__Rows__:
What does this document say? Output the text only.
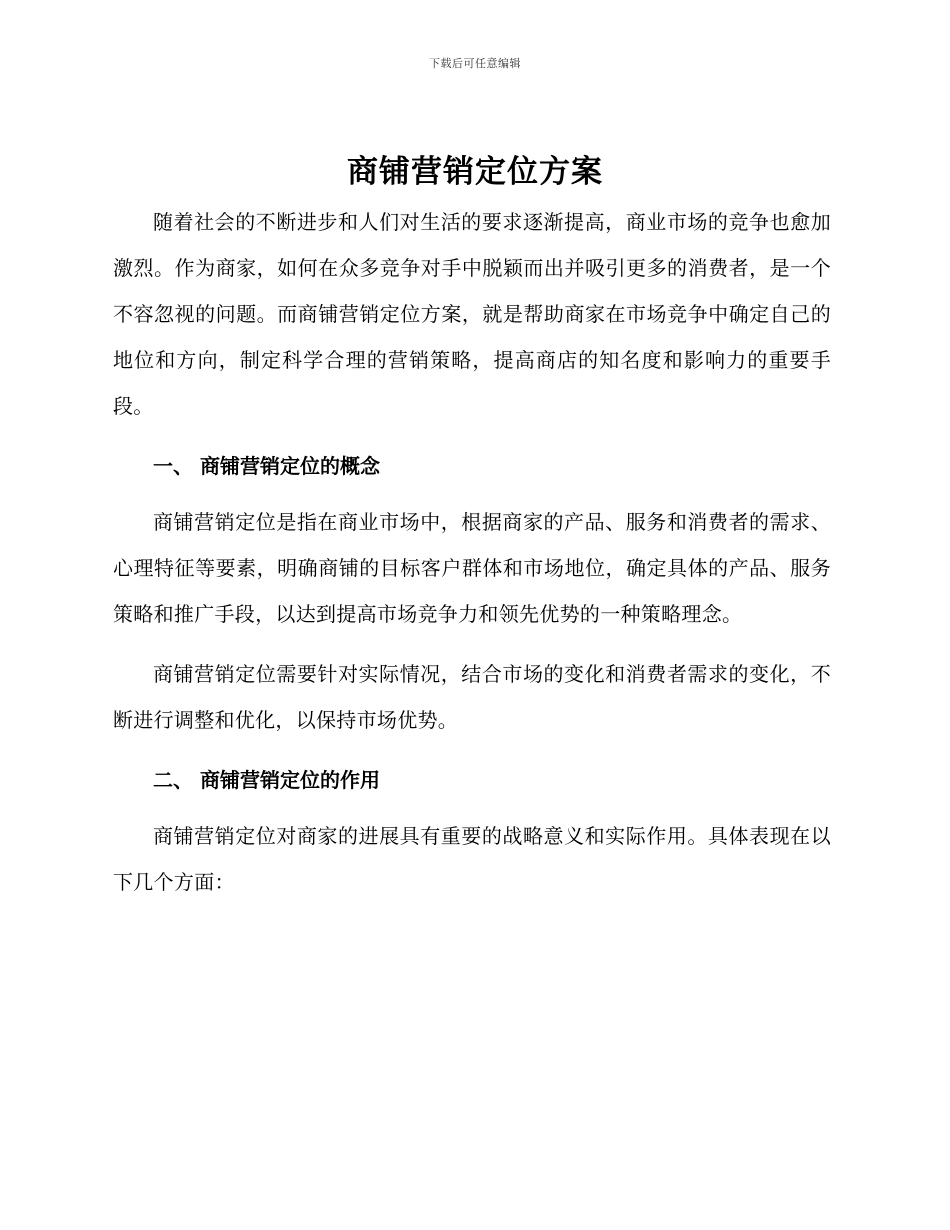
下载后可任意编辑
商铺营销定位方案

随着社会的不断进步和人们对生活的要求逐渐提高，商业市场的竞争也愈加激烈。作为商家，如何在众多竞争对手中脱颖而出并吸引更多的消费者，是一个不容忽视的问题。而商铺营销定位方案，就是帮助商家在市场竞争中确定自己的地位和方向，制定科学合理的营销策略，提高商店的知名度和影响力的重要手段。

一、 商铺营销定位的概念

商铺营销定位是指在商业市场中，根据商家的产品、服务和消费者的需求、心理特征等要素，明确商铺的目标客户群体和市场地位，确定具体的产品、服务策略和推广手段，以达到提高市场竞争力和领先优势的一种策略理念。

商铺营销定位需要针对实际情况，结合市场的变化和消费者需求的变化，不断进行调整和优化，以保持市场优势。

二、 商铺营销定位的作用

商铺营销定位对商家的进展具有重要的战略意义和实际作用。具体表现在以下几个方面：
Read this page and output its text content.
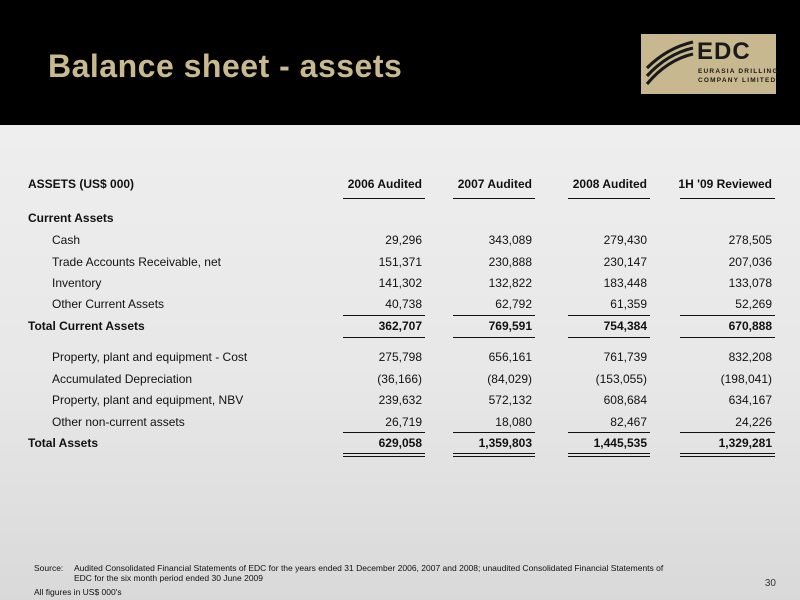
Balance sheet - assets	EDC
EURASIA DRILLING
COMPANY LIMITED
ASSETS (US$ 000)	2006 Audited	2007 Audited	2008 Audited	1H '09 Reviewed
Current Assets
Cash	29,296	343,089	279,430	278,505
Trade Accounts Receivable, net	151,371	230,888	230,147	207,036
Inventory	141,302	132,822	183,448	133,078
Other Current Assets	40,738	62,792	61,359	52,269
Total Current Assets	362,707	769,591	754,384	670,888
Property, plant and equipment - Cost	275,798	656,161	761,739	832,208
Accumulated Depreciation	(36,166)	(84,029)	(153,055)	(198,041)
Property, plant and equipment, NBV	239,632	572,132	608,684	634,167
Other non-current assets	26,719	18,080	82,467	24,226
Total Assets	629,058	1,359,803	1,445,535	1,329,281
Source: Audited Consolidated Financial Statements of EDC for the years ended 31 December 2006, 2007 and 2008; unaudited Consolidated Financial Statements of EDC for the six month period ended 30 June 2009
All figures in US$ 000's
30
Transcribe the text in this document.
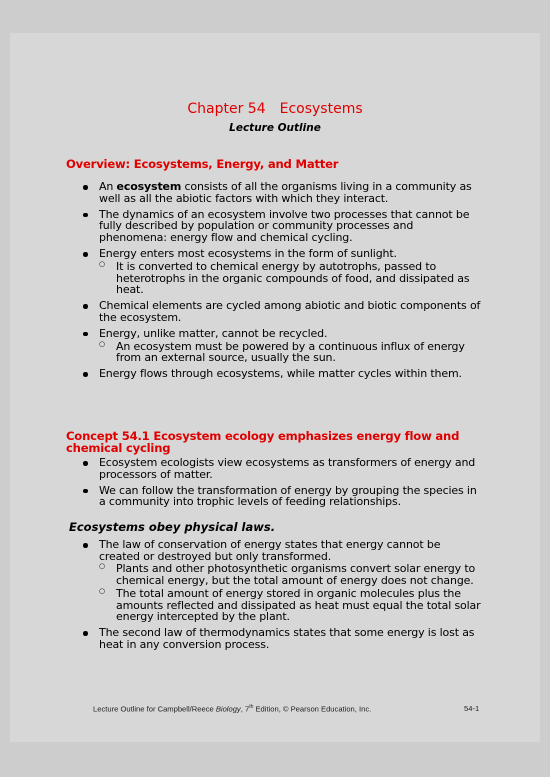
Chapter 54 Ecosystems
Lecture Outline
Overview: Ecosystems, Energy, and Matter
An ecosystem consists of all the organisms living in a community as well as all the abiotic factors with which they interact.
The dynamics of an ecosystem involve two processes that cannot be fully described by population or community processes and phenomena: energy flow and chemical cycling.
Energy enters most ecosystems in the form of sunlight.
○ It is converted to chemical energy by autotrophs, passed to heterotrophs in the organic compounds of food, and dissipated as heat.
Chemical elements are cycled among abiotic and biotic components of the ecosystem.
Energy, unlike matter, cannot be recycled.
○ An ecosystem must be powered by a continuous influx of energy from an external source, usually the sun.
Energy flows through ecosystems, while matter cycles within them.
Concept 54.1 Ecosystem ecology emphasizes energy flow and chemical cycling
Ecosystem ecologists view ecosystems as transformers of energy and processors of matter.
We can follow the transformation of energy by grouping the species in a community into trophic levels of feeding relationships.
Ecosystems obey physical laws.
The law of conservation of energy states that energy cannot be created or destroyed but only transformed.
○ Plants and other photosynthetic organisms convert solar energy to chemical energy, but the total amount of energy does not change.
○ The total amount of energy stored in organic molecules plus the amounts reflected and dissipated as heat must equal the total solar energy intercepted by the plant.
The second law of thermodynamics states that some energy is lost as heat in any conversion process.
Lecture Outline for Campbell/Reece Biology, 7th Edition, © Pearson Education, Inc.	54-1
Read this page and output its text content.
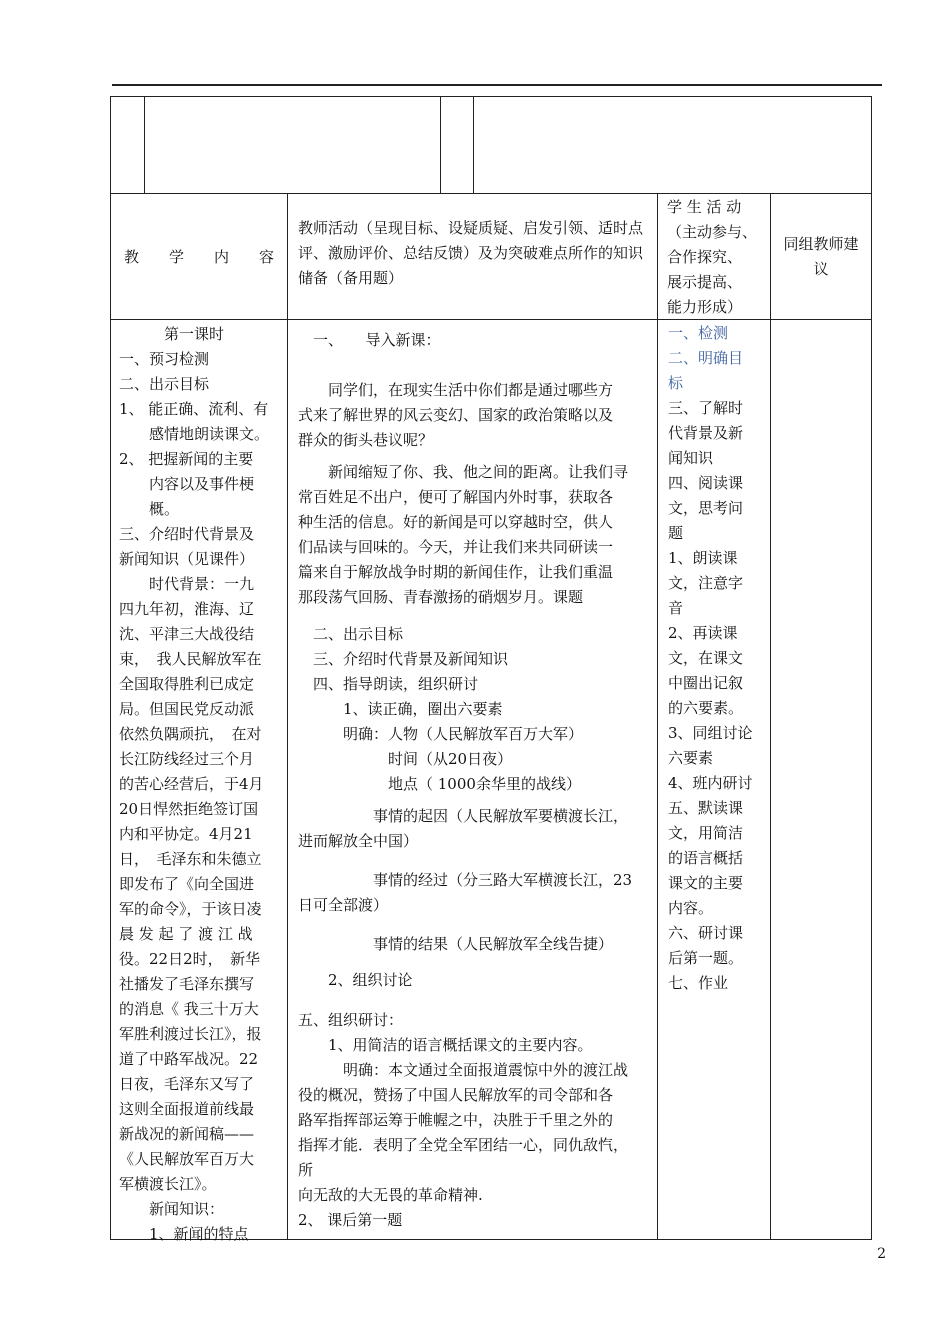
教　　学　　内　　容
教师活动（呈现目标、设疑质疑、启发引领、适时点评、激励评价、总结反馈）及为突破难点所作的知识储备（备用题）
学 生 活 动
（主动参与、
合作探究、
展示提高、
能力形成）
同组教师建
议
　　　第一课时
一、预习检测
二、出示目标
1、 能正确、流利、有
　　感情地朗读课文。
2、 把握新闻的主要
　　内容以及事件梗
　　概。
三、介绍时代背景及
新闻知识（见课件）
　　时代背景：一九
四九年初，淮海、辽
沈、平津三大战役结
束，　我人民解放军在
全国取得胜利已成定
局。但国民党反动派
依然负隅顽抗，　在对
长江防线经过三个月
的苦心经营后，于4月
20日悍然拒绝签订国
内和平协定。4月21
日，　毛泽东和朱德立
即发布了《向全国进
军的命令》，于该日凌
晨 发 起 了 渡 江 战
役。22日2时，　新华
社播发了毛泽东撰写
的消息《 我三十万大
军胜利渡过长江》，报
道了中路军战况。22
日夜，毛泽东又写了
这则全面报道前线最
新战况的新闻稿——
《人民解放军百万大
军横渡长江》。
　　新闻知识：
　　1、新闻的特点
　一、　　导入新课：
　　同学们，在现实生活中你们都是通过哪些方
式来了解世界的风云变幻、国家的政治策略以及
群众的街头巷议呢？
　　新闻缩短了你、我、他之间的距离。让我们寻
常百姓足不出户，便可了解国内外时事，获取各
种生活的信息。好的新闻是可以穿越时空，供人
们品读与回味的。今天，并让我们来共同研读一
篇来自于解放战争时期的新闻佳作，让我们重温
那段荡气回肠、青春激扬的硝烟岁月。课题
　二、出示目标
　三、介绍时代背景及新闻知识
　四、指导朗读，组织研讨
　　　1、读正确，圈出六要素
　　　明确：人物（人民解放军百万大军）
　　　　　　时间（从20日夜）
　　　　　　地点（ 1000余华里的战线）
　　　　　事情的起因（人民解放军要横渡长江，
进而解放全中国）
　　　　　事情的经过（分三路大军横渡长江，23
日可全部渡）
　　　　　事情的结果（人民解放军全线告捷）
　　2、组织讨论
五、组织研讨：
　　1、用简洁的语言概括课文的主要内容。
　　　明确：本文通过全面报道震惊中外的渡江战
役的概况，赞扬了中国人民解放军的司令部和各
路军指挥部运筹于帷幄之中，决胜于千里之外的
指挥才能．表明了全党全军团结一心，同仇敌忾，
所
向无敌的大无畏的革命精神.
2、 课后第一题
一、检测
二、明确目
标
三、了解时
代背景及新
闻知识
四、阅读课
文，思考问
题
1、朗读课
文，注意字
音
2、再读课
文，在课文
中圈出记叙
的六要素。
3、同组讨论
六要素
4、班内研讨
五、默读课
文，用简洁
的语言概括
课文的主要
内容。
六、研讨课
后第一题。
七、作业
2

__Problem description__: Identify all lines in the records above with the word "this".

__Answer to the task__:
What does this document say? Output the text only.
Read this page and output its text content.
Transcribe the text in this document.
Read this page and output its text content.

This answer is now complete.